_CHALLENGE_
Tally how many lines hold the string "into". Your reply should be that number alone.
━━━ RECORDS FOR THE EXERCISE
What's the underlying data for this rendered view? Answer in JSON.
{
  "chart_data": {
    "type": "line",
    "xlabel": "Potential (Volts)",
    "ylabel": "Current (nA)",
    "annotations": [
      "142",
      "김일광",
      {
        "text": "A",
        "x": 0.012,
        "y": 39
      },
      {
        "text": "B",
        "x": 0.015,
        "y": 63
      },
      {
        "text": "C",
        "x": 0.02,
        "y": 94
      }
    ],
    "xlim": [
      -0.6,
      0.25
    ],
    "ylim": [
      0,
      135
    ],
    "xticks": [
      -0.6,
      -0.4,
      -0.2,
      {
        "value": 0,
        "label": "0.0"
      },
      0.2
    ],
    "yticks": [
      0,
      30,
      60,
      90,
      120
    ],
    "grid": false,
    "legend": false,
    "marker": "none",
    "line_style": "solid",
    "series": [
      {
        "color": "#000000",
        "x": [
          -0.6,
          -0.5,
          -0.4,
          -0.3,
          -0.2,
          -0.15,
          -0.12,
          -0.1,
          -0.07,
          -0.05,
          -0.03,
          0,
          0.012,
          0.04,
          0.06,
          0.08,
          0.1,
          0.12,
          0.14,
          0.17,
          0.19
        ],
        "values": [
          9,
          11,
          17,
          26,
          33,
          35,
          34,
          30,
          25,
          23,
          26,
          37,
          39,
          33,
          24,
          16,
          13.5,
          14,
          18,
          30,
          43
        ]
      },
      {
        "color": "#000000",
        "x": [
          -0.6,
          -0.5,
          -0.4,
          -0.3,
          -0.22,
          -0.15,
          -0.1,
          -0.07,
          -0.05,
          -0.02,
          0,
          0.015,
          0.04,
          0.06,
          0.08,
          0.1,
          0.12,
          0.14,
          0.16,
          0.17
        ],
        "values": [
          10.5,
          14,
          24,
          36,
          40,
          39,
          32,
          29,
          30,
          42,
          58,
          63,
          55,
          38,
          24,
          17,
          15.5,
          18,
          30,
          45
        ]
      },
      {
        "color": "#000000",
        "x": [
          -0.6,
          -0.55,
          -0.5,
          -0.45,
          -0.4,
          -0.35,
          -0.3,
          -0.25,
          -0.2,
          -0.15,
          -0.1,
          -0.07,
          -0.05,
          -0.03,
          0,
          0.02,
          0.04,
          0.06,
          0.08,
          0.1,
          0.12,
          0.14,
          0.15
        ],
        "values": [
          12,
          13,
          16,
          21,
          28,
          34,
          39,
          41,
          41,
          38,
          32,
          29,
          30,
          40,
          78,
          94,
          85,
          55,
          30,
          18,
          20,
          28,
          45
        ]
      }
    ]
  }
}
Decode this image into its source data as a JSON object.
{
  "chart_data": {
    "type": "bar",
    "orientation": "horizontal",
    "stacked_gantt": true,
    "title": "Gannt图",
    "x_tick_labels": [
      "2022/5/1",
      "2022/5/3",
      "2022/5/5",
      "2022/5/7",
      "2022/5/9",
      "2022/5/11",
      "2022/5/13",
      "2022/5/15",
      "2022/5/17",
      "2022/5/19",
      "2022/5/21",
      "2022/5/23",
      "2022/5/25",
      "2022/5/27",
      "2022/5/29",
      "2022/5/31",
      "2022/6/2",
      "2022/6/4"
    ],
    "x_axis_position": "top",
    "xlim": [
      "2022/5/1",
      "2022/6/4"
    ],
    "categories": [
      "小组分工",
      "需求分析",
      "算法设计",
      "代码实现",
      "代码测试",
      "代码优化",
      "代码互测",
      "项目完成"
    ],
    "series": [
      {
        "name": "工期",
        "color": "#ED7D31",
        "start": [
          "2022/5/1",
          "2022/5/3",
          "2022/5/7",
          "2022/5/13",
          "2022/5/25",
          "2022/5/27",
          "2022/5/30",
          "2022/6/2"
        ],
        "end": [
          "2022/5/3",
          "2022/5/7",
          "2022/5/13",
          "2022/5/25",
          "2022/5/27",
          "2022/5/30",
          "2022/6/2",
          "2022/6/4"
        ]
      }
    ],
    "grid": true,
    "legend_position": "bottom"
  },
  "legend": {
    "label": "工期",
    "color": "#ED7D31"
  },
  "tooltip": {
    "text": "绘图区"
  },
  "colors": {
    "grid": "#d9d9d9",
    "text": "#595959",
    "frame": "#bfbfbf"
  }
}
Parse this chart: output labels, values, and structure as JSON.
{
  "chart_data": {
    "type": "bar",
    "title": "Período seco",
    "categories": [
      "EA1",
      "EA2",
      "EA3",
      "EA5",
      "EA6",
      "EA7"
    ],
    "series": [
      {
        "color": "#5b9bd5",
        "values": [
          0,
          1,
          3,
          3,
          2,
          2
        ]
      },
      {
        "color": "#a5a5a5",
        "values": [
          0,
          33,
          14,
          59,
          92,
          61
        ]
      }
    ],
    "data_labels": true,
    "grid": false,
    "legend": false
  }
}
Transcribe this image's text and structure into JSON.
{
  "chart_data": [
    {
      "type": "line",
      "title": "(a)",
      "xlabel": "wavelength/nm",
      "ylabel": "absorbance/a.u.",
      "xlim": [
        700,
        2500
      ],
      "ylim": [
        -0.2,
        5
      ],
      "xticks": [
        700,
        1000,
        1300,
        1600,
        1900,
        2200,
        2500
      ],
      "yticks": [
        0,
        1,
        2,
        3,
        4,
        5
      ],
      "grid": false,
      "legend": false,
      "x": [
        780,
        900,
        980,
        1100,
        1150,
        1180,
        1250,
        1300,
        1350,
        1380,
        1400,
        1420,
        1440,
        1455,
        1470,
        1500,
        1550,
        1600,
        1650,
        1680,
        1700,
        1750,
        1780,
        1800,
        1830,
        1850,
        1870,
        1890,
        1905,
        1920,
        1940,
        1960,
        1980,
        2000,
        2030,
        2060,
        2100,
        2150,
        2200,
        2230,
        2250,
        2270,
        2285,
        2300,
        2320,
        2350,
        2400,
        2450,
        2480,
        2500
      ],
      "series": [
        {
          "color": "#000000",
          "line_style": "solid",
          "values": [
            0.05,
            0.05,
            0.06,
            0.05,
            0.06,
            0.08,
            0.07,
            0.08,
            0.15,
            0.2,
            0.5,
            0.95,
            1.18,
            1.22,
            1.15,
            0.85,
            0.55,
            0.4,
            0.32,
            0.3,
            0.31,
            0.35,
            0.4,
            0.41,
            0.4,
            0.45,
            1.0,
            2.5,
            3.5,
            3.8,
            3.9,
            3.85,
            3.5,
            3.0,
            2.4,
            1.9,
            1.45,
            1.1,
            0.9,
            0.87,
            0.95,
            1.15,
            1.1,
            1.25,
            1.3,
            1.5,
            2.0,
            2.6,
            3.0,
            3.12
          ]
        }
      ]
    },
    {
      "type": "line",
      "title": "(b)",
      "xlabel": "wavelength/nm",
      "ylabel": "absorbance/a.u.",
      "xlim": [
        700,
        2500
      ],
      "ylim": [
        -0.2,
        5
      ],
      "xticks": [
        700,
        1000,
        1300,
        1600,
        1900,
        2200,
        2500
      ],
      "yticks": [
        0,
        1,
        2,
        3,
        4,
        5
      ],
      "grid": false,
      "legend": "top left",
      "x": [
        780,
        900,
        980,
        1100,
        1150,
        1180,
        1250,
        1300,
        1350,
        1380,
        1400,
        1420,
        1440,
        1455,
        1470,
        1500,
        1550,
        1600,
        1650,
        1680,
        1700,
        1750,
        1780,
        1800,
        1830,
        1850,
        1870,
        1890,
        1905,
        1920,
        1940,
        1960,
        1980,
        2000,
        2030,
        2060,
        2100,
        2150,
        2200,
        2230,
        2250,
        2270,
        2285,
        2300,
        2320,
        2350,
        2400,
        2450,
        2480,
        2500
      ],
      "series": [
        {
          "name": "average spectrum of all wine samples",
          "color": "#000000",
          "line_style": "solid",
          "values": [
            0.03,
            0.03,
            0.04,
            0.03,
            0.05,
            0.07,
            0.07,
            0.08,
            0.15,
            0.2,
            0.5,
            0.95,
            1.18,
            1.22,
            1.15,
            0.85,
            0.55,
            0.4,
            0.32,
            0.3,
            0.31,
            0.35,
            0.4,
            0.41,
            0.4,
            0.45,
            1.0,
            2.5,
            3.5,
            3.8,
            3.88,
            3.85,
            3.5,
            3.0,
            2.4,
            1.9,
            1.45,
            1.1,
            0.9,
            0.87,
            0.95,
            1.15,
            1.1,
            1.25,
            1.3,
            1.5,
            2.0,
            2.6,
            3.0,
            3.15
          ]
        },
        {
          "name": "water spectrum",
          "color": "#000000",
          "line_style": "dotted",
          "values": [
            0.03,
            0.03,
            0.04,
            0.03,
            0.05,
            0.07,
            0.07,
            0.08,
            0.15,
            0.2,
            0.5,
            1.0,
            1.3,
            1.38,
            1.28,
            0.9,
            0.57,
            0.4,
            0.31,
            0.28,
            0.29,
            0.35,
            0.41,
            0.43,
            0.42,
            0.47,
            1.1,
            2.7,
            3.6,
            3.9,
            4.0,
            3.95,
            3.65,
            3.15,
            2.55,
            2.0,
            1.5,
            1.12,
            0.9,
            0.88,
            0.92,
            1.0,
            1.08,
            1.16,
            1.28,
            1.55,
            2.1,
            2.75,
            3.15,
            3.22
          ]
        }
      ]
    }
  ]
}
━━━━━━
_TASK OUTPUT_
2